(Data entries)
----------
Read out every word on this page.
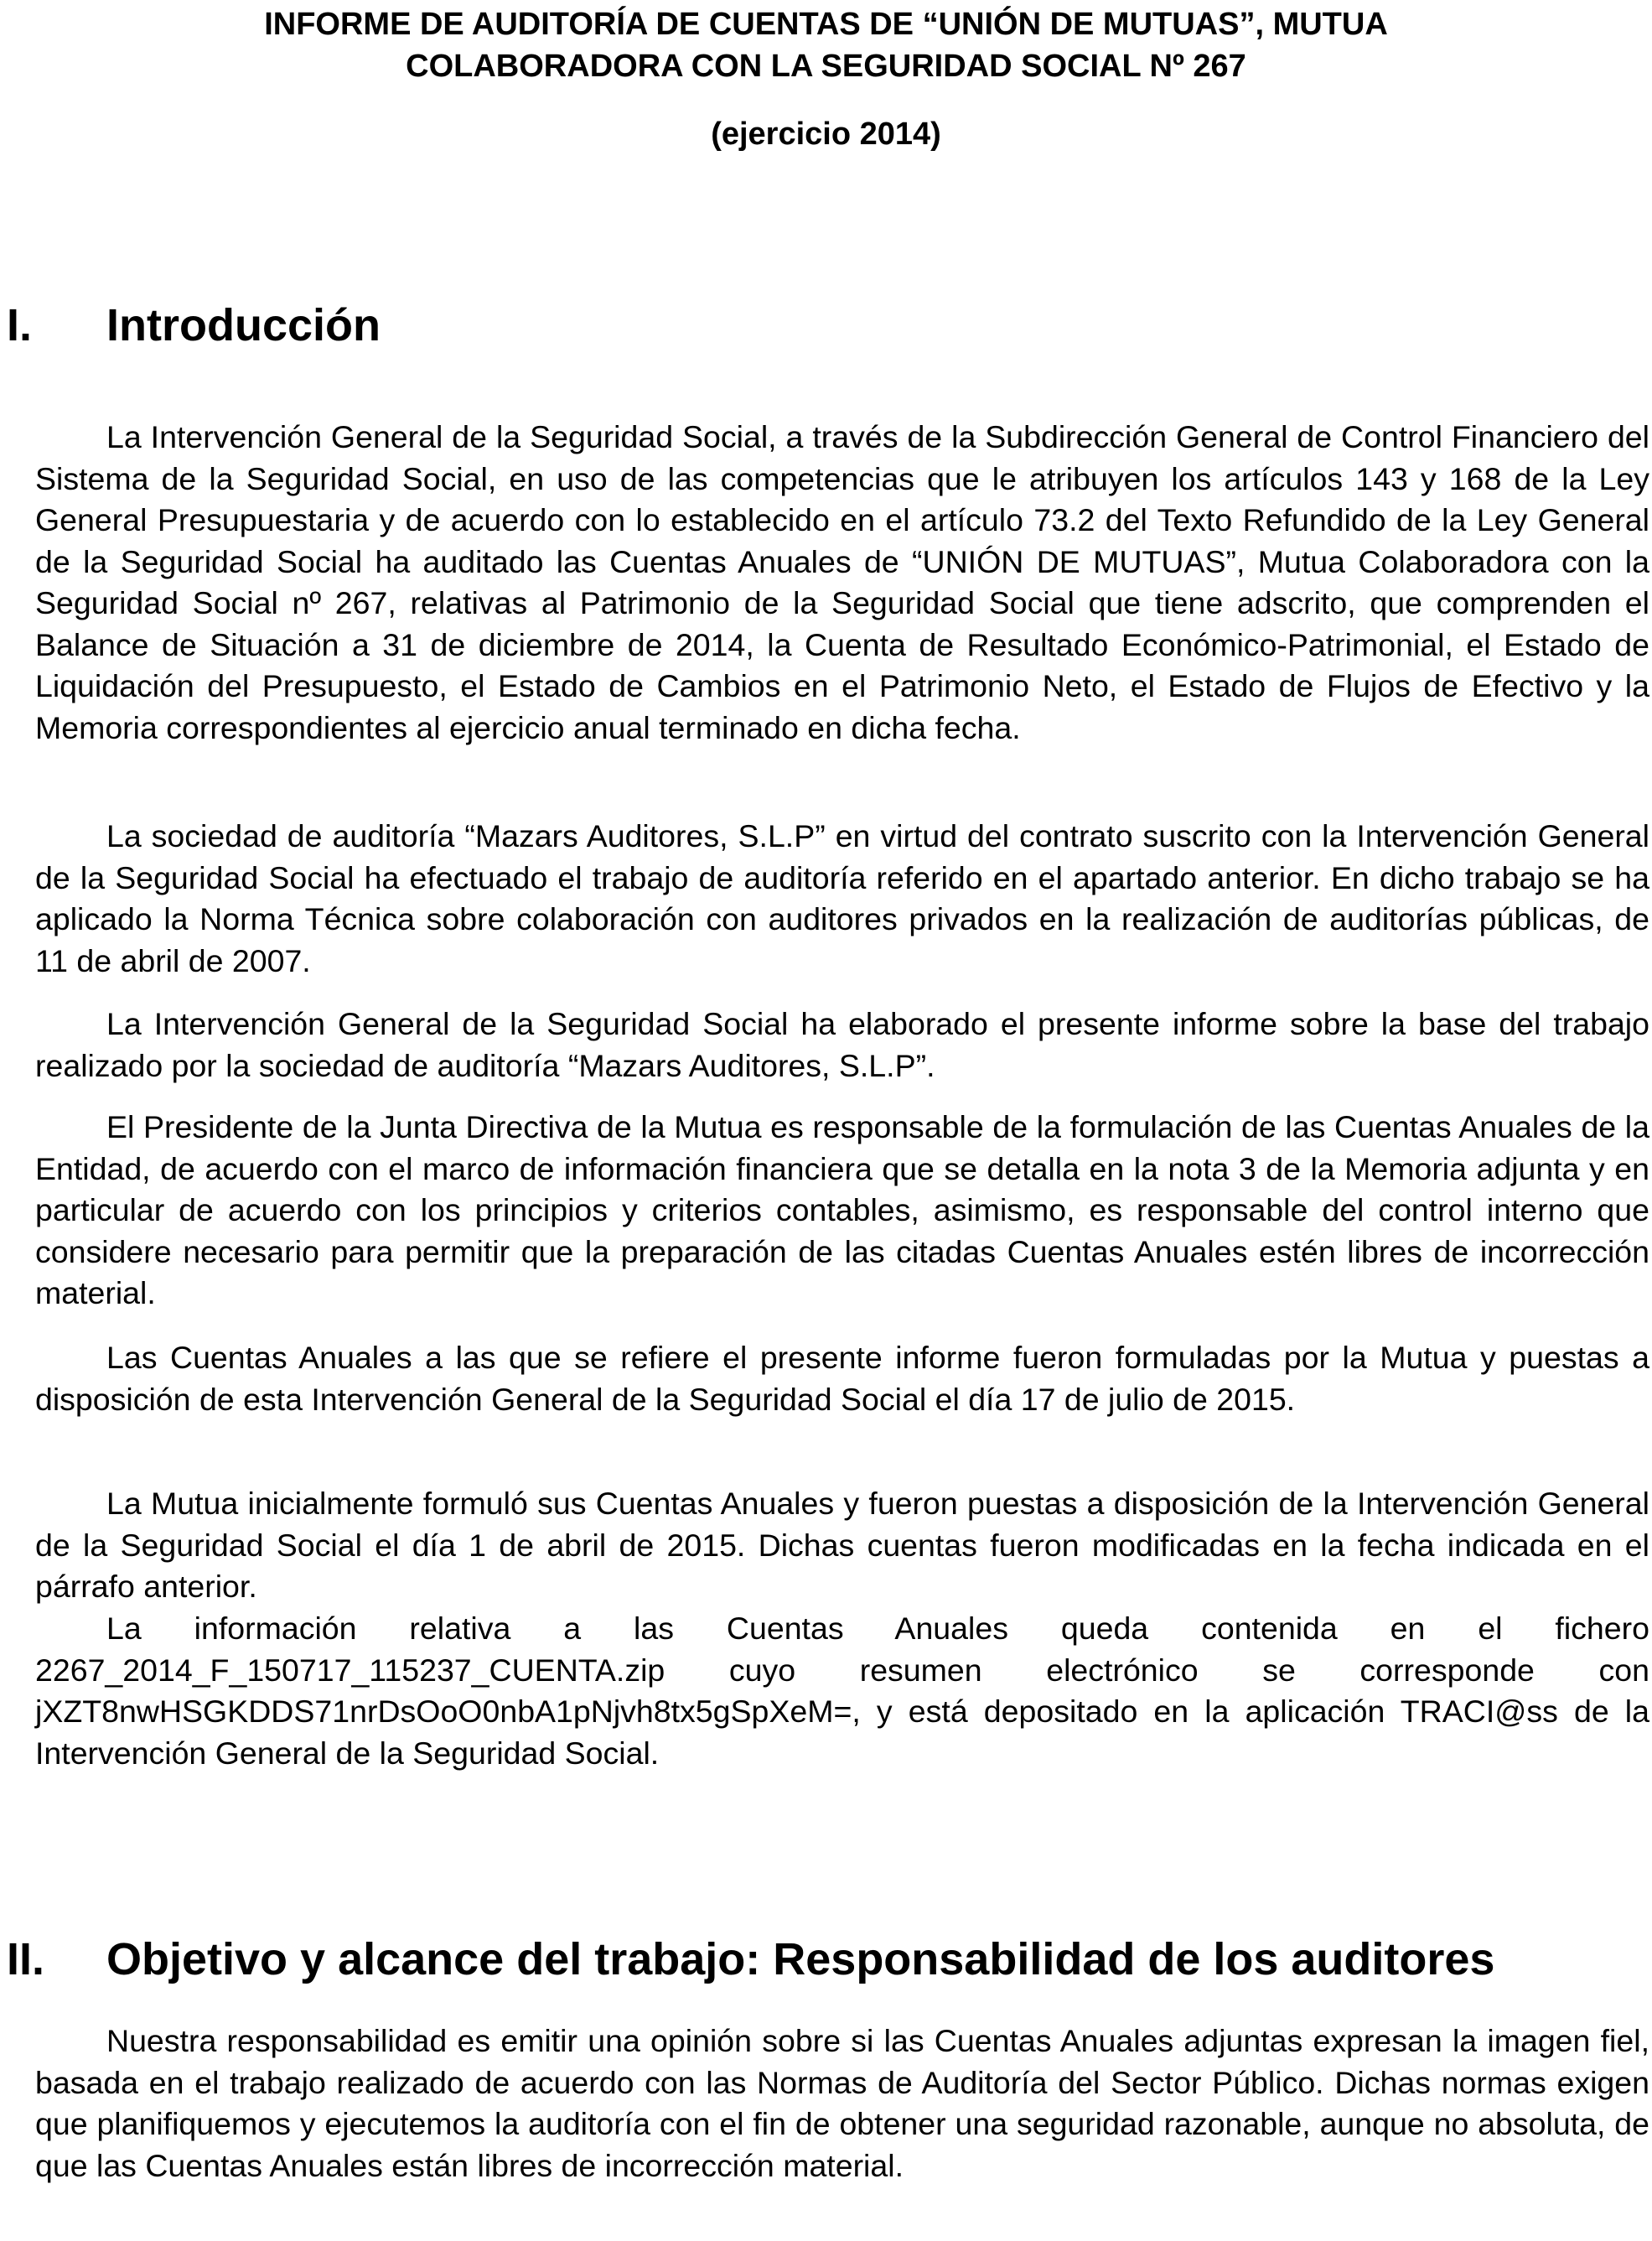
INFORME DE AUDITORÍA DE CUENTAS DE “UNIÓN DE MUTUAS”, MUTUA
COLABORADORA CON LA SEGURIDAD SOCIAL Nº 267
(ejercicio 2014)
I. Introducción

La Intervención General de la Seguridad Social, a través de la Subdirección General de Control Financiero del Sistema de la Seguridad Social, en uso de las competencias que le atribuyen los artículos 143 y 168 de la Ley General Presupuestaria y de acuerdo con lo establecido en el artículo 73.2 del Texto Refundido de la Ley General de la Seguridad Social ha auditado las Cuentas Anuales de “UNIÓN DE MUTUAS”, Mutua Colaboradora con la Seguridad Social nº 267, relativas al Patrimonio de la Seguridad Social que tiene adscrito, que comprenden el Balance de Situación a 31 de diciembre de 2014, la Cuenta de Resultado Económico-Patrimonial, el Estado de Liquidación del Presupuesto, el Estado de Cambios en el Patrimonio Neto, el Estado de Flujos de Efectivo y la Memoria correspondientes al ejercicio anual terminado en dicha fecha.

La sociedad de auditoría “Mazars Auditores, S.L.P” en virtud del contrato suscrito con la Intervención General de la Seguridad Social ha efectuado el trabajo de auditoría referido en el apartado anterior. En dicho trabajo se ha aplicado la Norma Técnica sobre colaboración con auditores privados en la realización de auditorías públicas, de 11 de abril de 2007.

La Intervención General de la Seguridad Social ha elaborado el presente informe sobre la base del trabajo realizado por la sociedad de auditoría “Mazars Auditores, S.L.P”.

El Presidente de la Junta Directiva de la Mutua es responsable de la formulación de las Cuentas Anuales de la Entidad, de acuerdo con el marco de información financiera que se detalla en la nota 3 de la Memoria adjunta y en particular de acuerdo con los principios y criterios contables, asimismo, es responsable del control interno que considere necesario para permitir que la preparación de las citadas Cuentas Anuales estén libres de incorrección material.

Las Cuentas Anuales a las que se refiere el presente informe fueron formuladas por la Mutua y puestas a disposición de esta Intervención General de la Seguridad Social el día 17 de julio de 2015.

La Mutua inicialmente formuló sus Cuentas Anuales y fueron puestas a disposición de la Intervención General de la Seguridad Social el día 1 de abril de 2015. Dichas cuentas fueron modificadas en la fecha indicada en el párrafo anterior.

La información relativa a las Cuentas Anuales queda contenida en el fichero 2267_2014_F_150717_115237_CUENTA.zip cuyo resumen electrónico se corresponde con jXZT8nwHSGKDDS71nrDsOoO0nbA1pNjvh8tx5gSpXeM=, y está depositado en la aplicación TRACI@ss de la Intervención General de la Seguridad Social.

II. Objetivo y alcance del trabajo: Responsabilidad de los auditores

Nuestra responsabilidad es emitir una opinión sobre si las Cuentas Anuales adjuntas expresan la imagen fiel, basada en el trabajo realizado de acuerdo con las Normas de Auditoría del Sector Público. Dichas normas exigen que planifiquemos y ejecutemos la auditoría con el fin de obtener una seguridad razonable, aunque no absoluta, de que las Cuentas Anuales están libres de incorrección material.
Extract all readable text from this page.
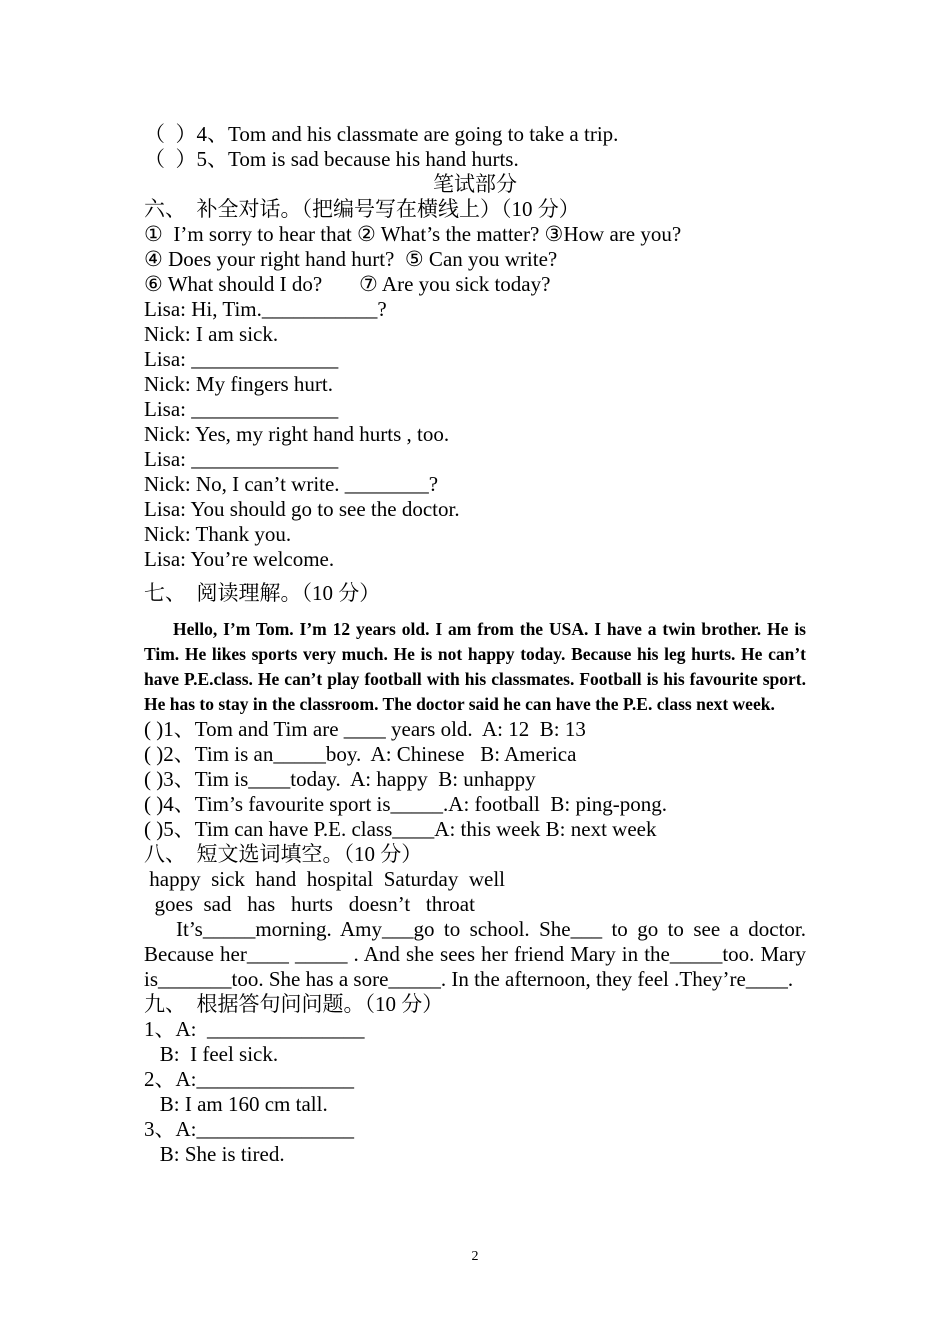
（  ）4、Tom and his classmate are going to take a trip.
（  ）5、Tom is sad because his hand hurts.
笔试部分
六、  补全对话。（把编号写在横线上）（10 分）
①  I’m sorry to hear that ② What’s the matter? ③How are you?
④ Does your right hand hurt?  ⑤ Can you write?
⑥ What should I do?       ⑦ Are you sick today?
Lisa: Hi, Tim.___________?
Nick: I am sick.
Lisa: ______________
Nick: My fingers hurt.
Lisa: ______________
Nick: Yes, my right hand hurts , too.
Lisa: ______________
Nick: No, I can’t write. ________?
Lisa: You should go to see the doctor.
Nick: Thank you.
Lisa: You’re welcome.
七、  阅读理解。（10 分）
Hello, I’m Tom. I’m 12 years old. I am from the USA. I have a twin brother. He is Tim. He likes sports very much. He is not happy today. Because his leg hurts. He can’t have P.E.class. He can’t play football with his classmates. Football is his favourite sport. He has to stay in the classroom. The doctor said he can have the P.E. class next week.
( )1、Tom and Tim are ____ years old.  A: 12  B: 13
( )2、Tim is an_____boy.  A: Chinese   B: America
( )3、Tim is____today.  A: happy  B: unhappy
( )4、Tim’s favourite sport is_____.A: football  B: ping-pong.
( )5、Tim can have P.E. class____A: this week B: next week
八、  短文选词填空。（10 分）
happy  sick  hand  hospital  Saturday  well
goes  sad   has   hurts   doesn’t   throat
It’s_____morning. Amy___go to school. She___ to go to see a doctor. Because her____ _____ . And she sees her friend Mary in the_____too. Mary is_______too. She has a sore_____. In the afternoon, they feel .They’re____.
九、  根据答句问问题。（10 分）
1、A:  _______________
B:  I feel sick.
2、A:_______________
B: I am 160 cm tall.
3、A:_______________
B: She is tired.
2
----------
Omit the pictures and please write out exactly the lines between the one containing "Extract all readable text from this page." and the last line of the entries, both included.

Extract all readable text from this page.
（  ）4、Tom and his classmate are going to take a trip.
（  ）5、Tom is sad because his hand hurts.
笔试部分
六、  补全对话。（把编号写在横线上）（10 分）
①  I’m sorry to hear that ② What’s the matter? ③How are you?
④ Does your right hand hurt?  ⑤ Can you write?
⑥ What should I do?       ⑦ Are you sick today?
Lisa: Hi, Tim.___________?
Nick: I am sick.
Lisa: ______________
Nick: My fingers hurt.
Lisa: ______________
Nick: Yes, my right hand hurts , too.
Lisa: ______________
Nick: No, I can’t write. ________?
Lisa: You should go to see the doctor.
Nick: Thank you.
Lisa: You’re welcome.
七、  阅读理解。（10 分）
Hello, I’m Tom. I’m 12 years old. I am from the USA. I have a twin brother. He is Tim. He likes sports very much. He is not happy today. Because his leg hurts. He can’t have P.E.class. He can’t play football with his classmates. Football is his favourite sport. He has to stay in the classroom. The doctor said he can have the P.E. class next week.
( )1、Tom and Tim are ____ years old.  A: 12  B: 13
( )2、Tim is an_____boy.  A: Chinese   B: America
( )3、Tim is____today.  A: happy  B: unhappy
( )4、Tim’s favourite sport is_____.A: football  B: ping-pong.
( )5、Tim can have P.E. class____A: this week B: next week
八、  短文选词填空。（10 分）
happy  sick  hand  hospital  Saturday  well
goes  sad   has   hurts   doesn’t   throat
It’s_____morning. Amy___go to school. She___ to go to see a doctor. Because her____ _____ . And she sees her friend Mary in the_____too. Mary is_______too. She has a sore_____. In the afternoon, they feel .They’re____.
九、  根据答句问问题。（10 分）
1、A:  _______________
B:  I feel sick.
2、A:_______________
B: I am 160 cm tall.
3、A:_______________
B: She is tired.
2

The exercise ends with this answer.